BEGIN Data records

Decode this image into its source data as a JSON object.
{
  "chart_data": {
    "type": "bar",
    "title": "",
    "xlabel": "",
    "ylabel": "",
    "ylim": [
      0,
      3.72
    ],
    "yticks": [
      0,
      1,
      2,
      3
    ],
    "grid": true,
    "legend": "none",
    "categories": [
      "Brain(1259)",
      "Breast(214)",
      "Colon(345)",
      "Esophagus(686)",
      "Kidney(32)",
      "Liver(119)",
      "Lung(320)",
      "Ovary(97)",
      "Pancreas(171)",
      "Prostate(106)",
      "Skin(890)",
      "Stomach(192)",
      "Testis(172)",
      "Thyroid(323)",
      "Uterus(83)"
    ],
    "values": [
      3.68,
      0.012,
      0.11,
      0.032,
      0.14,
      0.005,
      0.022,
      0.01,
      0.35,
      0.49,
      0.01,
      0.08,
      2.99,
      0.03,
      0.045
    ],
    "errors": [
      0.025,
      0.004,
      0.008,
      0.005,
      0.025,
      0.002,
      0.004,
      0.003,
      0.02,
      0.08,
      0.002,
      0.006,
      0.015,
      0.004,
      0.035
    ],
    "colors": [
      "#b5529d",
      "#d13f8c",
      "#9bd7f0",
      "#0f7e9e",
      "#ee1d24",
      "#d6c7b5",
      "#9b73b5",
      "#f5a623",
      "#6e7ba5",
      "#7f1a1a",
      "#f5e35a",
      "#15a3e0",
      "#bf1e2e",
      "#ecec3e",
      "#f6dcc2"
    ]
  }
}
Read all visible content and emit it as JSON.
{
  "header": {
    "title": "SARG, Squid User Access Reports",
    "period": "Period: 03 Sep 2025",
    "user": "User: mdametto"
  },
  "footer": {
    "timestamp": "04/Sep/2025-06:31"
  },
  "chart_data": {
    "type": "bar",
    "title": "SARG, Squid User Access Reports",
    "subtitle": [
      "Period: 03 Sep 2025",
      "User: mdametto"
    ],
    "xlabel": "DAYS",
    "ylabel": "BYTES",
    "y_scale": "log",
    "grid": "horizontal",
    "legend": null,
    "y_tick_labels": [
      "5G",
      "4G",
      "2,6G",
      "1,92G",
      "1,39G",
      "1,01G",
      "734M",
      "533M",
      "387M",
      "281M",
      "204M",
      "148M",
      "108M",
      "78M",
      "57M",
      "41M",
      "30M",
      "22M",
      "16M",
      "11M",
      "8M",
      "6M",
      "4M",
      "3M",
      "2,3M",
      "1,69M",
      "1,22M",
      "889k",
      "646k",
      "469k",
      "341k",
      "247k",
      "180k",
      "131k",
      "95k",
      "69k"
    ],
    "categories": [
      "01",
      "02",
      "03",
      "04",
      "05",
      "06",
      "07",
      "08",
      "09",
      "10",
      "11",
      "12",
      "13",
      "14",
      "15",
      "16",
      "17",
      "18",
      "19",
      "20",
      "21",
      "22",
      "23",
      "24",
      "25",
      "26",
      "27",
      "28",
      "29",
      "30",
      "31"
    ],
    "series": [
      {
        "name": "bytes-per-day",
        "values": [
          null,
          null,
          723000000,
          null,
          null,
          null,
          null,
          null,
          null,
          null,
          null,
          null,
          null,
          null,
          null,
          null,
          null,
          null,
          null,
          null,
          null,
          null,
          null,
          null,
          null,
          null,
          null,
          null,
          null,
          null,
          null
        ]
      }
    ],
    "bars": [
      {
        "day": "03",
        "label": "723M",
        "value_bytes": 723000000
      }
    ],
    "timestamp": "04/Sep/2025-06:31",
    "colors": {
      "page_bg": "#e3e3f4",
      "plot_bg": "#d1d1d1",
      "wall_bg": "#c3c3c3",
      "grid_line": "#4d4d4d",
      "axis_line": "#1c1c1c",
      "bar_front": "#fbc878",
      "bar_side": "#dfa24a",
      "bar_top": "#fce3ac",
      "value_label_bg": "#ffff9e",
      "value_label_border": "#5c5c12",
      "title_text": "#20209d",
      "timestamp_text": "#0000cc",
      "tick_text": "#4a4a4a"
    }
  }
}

END Data records

Transcribe the material above in its entirety. Match it exactly.

Decode this image into its source data as a JSON object.
{
  "chart_data": {
    "type": "bar",
    "title": "",
    "xlabel": "",
    "ylabel": "",
    "ylim": [
      0,
      3.72
    ],
    "yticks": [
      0,
      1,
      2,
      3
    ],
    "grid": true,
    "legend": "none",
    "categories": [
      "Brain(1259)",
      "Breast(214)",
      "Colon(345)",
      "Esophagus(686)",
      "Kidney(32)",
      "Liver(119)",
      "Lung(320)",
      "Ovary(97)",
      "Pancreas(171)",
      "Prostate(106)",
      "Skin(890)",
      "Stomach(192)",
      "Testis(172)",
      "Thyroid(323)",
      "Uterus(83)"
    ],
    "values": [
      3.68,
      0.012,
      0.11,
      0.032,
      0.14,
      0.005,
      0.022,
      0.01,
      0.35,
      0.49,
      0.01,
      0.08,
      2.99,
      0.03,
      0.045
    ],
    "errors": [
      0.025,
      0.004,
      0.008,
      0.005,
      0.025,
      0.002,
      0.004,
      0.003,
      0.02,
      0.08,
      0.002,
      0.006,
      0.015,
      0.004,
      0.035
    ],
    "colors": [
      "#b5529d",
      "#d13f8c",
      "#9bd7f0",
      "#0f7e9e",
      "#ee1d24",
      "#d6c7b5",
      "#9b73b5",
      "#f5a623",
      "#6e7ba5",
      "#7f1a1a",
      "#f5e35a",
      "#15a3e0",
      "#bf1e2e",
      "#ecec3e",
      "#f6dcc2"
    ]
  }
}
Read all visible content and emit it as JSON.
{
  "header": {
    "title": "SARG, Squid User Access Reports",
    "period": "Period: 03 Sep 2025",
    "user": "User: mdametto"
  },
  "footer": {
    "timestamp": "04/Sep/2025-06:31"
  },
  "chart_data": {
    "type": "bar",
    "title": "SARG, Squid User Access Reports",
    "subtitle": [
      "Period: 03 Sep 2025",
      "User: mdametto"
    ],
    "xlabel": "DAYS",
    "ylabel": "BYTES",
    "y_scale": "log",
    "grid": "horizontal",
    "legend": null,
    "y_tick_labels": [
      "5G",
      "4G",
      "2,6G",
      "1,92G",
      "1,39G",
      "1,01G",
      "734M",
      "533M",
      "387M",
      "281M",
      "204M",
      "148M",
      "108M",
      "78M",
      "57M",
      "41M",
      "30M",
      "22M",
      "16M",
      "11M",
      "8M",
      "6M",
      "4M",
      "3M",
      "2,3M",
      "1,69M",
      "1,22M",
      "889k",
      "646k",
      "469k",
      "341k",
      "247k",
      "180k",
      "131k",
      "95k",
      "69k"
    ],
    "categories": [
      "01",
      "02",
      "03",
      "04",
      "05",
      "06",
      "07",
      "08",
      "09",
      "10",
      "11",
      "12",
      "13",
      "14",
      "15",
      "16",
      "17",
      "18",
      "19",
      "20",
      "21",
      "22",
      "23",
      "24",
      "25",
      "26",
      "27",
      "28",
      "29",
      "30",
      "31"
    ],
    "series": [
      {
        "name": "bytes-per-day",
        "values": [
          null,
          null,
          723000000,
          null,
          null,
          null,
          null,
          null,
          null,
          null,
          null,
          null,
          null,
          null,
          null,
          null,
          null,
          null,
          null,
          null,
          null,
          null,
          null,
          null,
          null,
          null,
          null,
          null,
          null,
          null,
          null
        ]
      }
    ],
    "bars": [
      {
        "day": "03",
        "label": "723M",
        "value_bytes": 723000000
      }
    ],
    "timestamp": "04/Sep/2025-06:31",
    "colors": {
      "page_bg": "#e3e3f4",
      "plot_bg": "#d1d1d1",
      "wall_bg": "#c3c3c3",
      "grid_line": "#4d4d4d",
      "axis_line": "#1c1c1c",
      "bar_front": "#fbc878",
      "bar_side": "#dfa24a",
      "bar_top": "#fce3ac",
      "value_label_bg": "#ffff9e",
      "value_label_border": "#5c5c12",
      "title_text": "#20209d",
      "timestamp_text": "#0000cc",
      "tick_text": "#4a4a4a"
    }
  }
}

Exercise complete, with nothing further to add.